## WORK TO DO
Your task is to output the entries below word for word.

## GIVEN ENTRIES
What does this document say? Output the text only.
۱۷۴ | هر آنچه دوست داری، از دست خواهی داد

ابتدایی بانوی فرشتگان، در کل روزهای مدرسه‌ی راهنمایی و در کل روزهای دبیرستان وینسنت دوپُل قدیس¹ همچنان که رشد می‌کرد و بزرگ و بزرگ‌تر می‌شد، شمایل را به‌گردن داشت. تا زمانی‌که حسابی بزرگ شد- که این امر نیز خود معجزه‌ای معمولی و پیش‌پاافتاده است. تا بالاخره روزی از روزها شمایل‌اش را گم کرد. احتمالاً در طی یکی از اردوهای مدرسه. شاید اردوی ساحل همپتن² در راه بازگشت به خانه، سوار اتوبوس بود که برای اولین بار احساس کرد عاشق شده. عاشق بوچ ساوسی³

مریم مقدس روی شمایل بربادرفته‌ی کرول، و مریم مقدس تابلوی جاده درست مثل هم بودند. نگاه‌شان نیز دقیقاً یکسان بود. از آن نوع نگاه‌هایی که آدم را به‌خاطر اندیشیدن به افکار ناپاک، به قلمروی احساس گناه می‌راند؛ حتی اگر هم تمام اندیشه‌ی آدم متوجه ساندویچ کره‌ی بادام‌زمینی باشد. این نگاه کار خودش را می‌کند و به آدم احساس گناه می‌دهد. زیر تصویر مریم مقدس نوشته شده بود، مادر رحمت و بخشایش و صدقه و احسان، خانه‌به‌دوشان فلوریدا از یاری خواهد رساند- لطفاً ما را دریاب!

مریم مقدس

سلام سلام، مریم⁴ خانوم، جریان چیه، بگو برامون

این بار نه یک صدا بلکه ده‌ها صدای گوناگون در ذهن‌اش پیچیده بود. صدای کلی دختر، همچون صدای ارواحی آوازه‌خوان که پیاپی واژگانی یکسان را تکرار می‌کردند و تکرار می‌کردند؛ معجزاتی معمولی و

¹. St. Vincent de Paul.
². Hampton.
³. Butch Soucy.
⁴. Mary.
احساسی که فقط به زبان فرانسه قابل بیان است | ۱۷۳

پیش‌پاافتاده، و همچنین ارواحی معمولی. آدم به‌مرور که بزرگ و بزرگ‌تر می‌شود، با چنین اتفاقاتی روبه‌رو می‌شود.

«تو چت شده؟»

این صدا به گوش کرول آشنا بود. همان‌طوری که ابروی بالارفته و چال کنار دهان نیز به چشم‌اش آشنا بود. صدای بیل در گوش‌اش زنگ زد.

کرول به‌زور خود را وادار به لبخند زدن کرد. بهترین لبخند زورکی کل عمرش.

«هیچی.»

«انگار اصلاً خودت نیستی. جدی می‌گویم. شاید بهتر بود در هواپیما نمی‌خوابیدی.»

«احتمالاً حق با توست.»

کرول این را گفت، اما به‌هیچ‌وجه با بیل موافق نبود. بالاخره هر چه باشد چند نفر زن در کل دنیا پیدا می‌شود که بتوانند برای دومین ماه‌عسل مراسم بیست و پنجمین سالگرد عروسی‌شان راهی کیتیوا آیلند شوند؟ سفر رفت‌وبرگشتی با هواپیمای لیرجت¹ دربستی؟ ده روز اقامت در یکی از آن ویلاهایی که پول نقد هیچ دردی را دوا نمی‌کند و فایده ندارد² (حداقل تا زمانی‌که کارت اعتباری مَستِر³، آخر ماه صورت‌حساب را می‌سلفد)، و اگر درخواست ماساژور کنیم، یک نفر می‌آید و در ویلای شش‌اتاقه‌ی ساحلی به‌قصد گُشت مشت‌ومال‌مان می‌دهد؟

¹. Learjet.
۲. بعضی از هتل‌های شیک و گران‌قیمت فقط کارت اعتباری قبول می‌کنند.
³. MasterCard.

## WRITTEN SOLUTION
What does this document say? Output the text only.
۱۷۴ | هر آنچه دوست داری، از دست خواهی داد

ابتدایی بانوی فرشتگان، در کل روزهای مدرسه‌ی راهنمایی و در کل روزهای دبیرستان وینسنت دوپُل قدیس¹ همچنان که رشد می‌کرد و بزرگ و بزرگ‌تر می‌شد، شمایل را به‌گردن داشت. تا زمانی‌که حسابی بزرگ شد- که این امر نیز خود معجزه‌ای معمولی و پیش‌پاافتاده است. تا بالاخره روزی از روزها شمایل‌اش را گم کرد. احتمالاً در طی یکی از اردوهای مدرسه. شاید اردوی ساحل همپتن² در راه بازگشت به خانه، سوار اتوبوس بود که برای اولین بار احساس کرد عاشق شده. عاشق بوچ ساوسی³

مریم مقدس روی شمایل بربادرفته‌ی کرول، و مریم مقدس تابلوی جاده درست مثل هم بودند. نگاه‌شان نیز دقیقاً یکسان بود. از آن نوع نگاه‌هایی که آدم را به‌خاطر اندیشیدن به افکار ناپاک، به قلمروی احساس گناه می‌راند؛ حتی اگر هم تمام اندیشه‌ی آدم متوجه ساندویچ کره‌ی بادام‌زمینی باشد. این نگاه کار خودش را می‌کند و به آدم احساس گناه می‌دهد. زیر تصویر مریم مقدس نوشته شده بود، مادر رحمت و بخشایش و صدقه و احسان، خانه‌به‌دوشان فلوریدا از یاری خواهد رساند- لطفاً ما را دریاب!

مریم مقدس

سلام سلام، مریم⁴ خانوم، جریان چیه، بگو برامون

این بار نه یک صدا بلکه ده‌ها صدای گوناگون در ذهن‌اش پیچیده بود. صدای کلی دختر، همچون صدای ارواحی آوازه‌خوان که پیاپی واژگانی یکسان را تکرار می‌کردند و تکرار می‌کردند؛ معجزاتی معمولی و

¹. St. Vincent de Paul.
². Hampton.
³. Butch Soucy.
⁴. Mary.
احساسی که فقط به زبان فرانسه قابل بیان است | ۱۷۳

پیش‌پاافتاده، و همچنین ارواحی معمولی. آدم به‌مرور که بزرگ و بزرگ‌تر می‌شود، با چنین اتفاقاتی روبه‌رو می‌شود.

«تو چت شده؟»

این صدا به گوش کرول آشنا بود. همان‌طوری که ابروی بالارفته و چال کنار دهان نیز به چشم‌اش آشنا بود. صدای بیل در گوش‌اش زنگ زد.

کرول به‌زور خود را وادار به لبخند زدن کرد. بهترین لبخند زورکی کل عمرش.

«هیچی.»

«انگار اصلاً خودت نیستی. جدی می‌گویم. شاید بهتر بود در هواپیما نمی‌خوابیدی.»

«احتمالاً حق با توست.»

کرول این را گفت، اما به‌هیچ‌وجه با بیل موافق نبود. بالاخره هر چه باشد چند نفر زن در کل دنیا پیدا می‌شود که بتوانند برای دومین ماه‌عسل مراسم بیست و پنجمین سالگرد عروسی‌شان راهی کیتیوا آیلند شوند؟ سفر رفت‌وبرگشتی با هواپیمای لیرجت¹ دربستی؟ ده روز اقامت در یکی از آن ویلاهایی که پول نقد هیچ دردی را دوا نمی‌کند و فایده ندارد² (حداقل تا زمانی‌که کارت اعتباری مَستِر³، آخر ماه صورت‌حساب را می‌سلفد)، و اگر درخواست ماساژور کنیم، یک نفر می‌آید و در ویلای شش‌اتاقه‌ی ساحلی به‌قصد گُشت مشت‌ومال‌مان می‌دهد؟

¹. Learjet.
۲. بعضی از هتل‌های شیک و گران‌قیمت فقط کارت اعتباری قبول می‌کنند.
³. MasterCard.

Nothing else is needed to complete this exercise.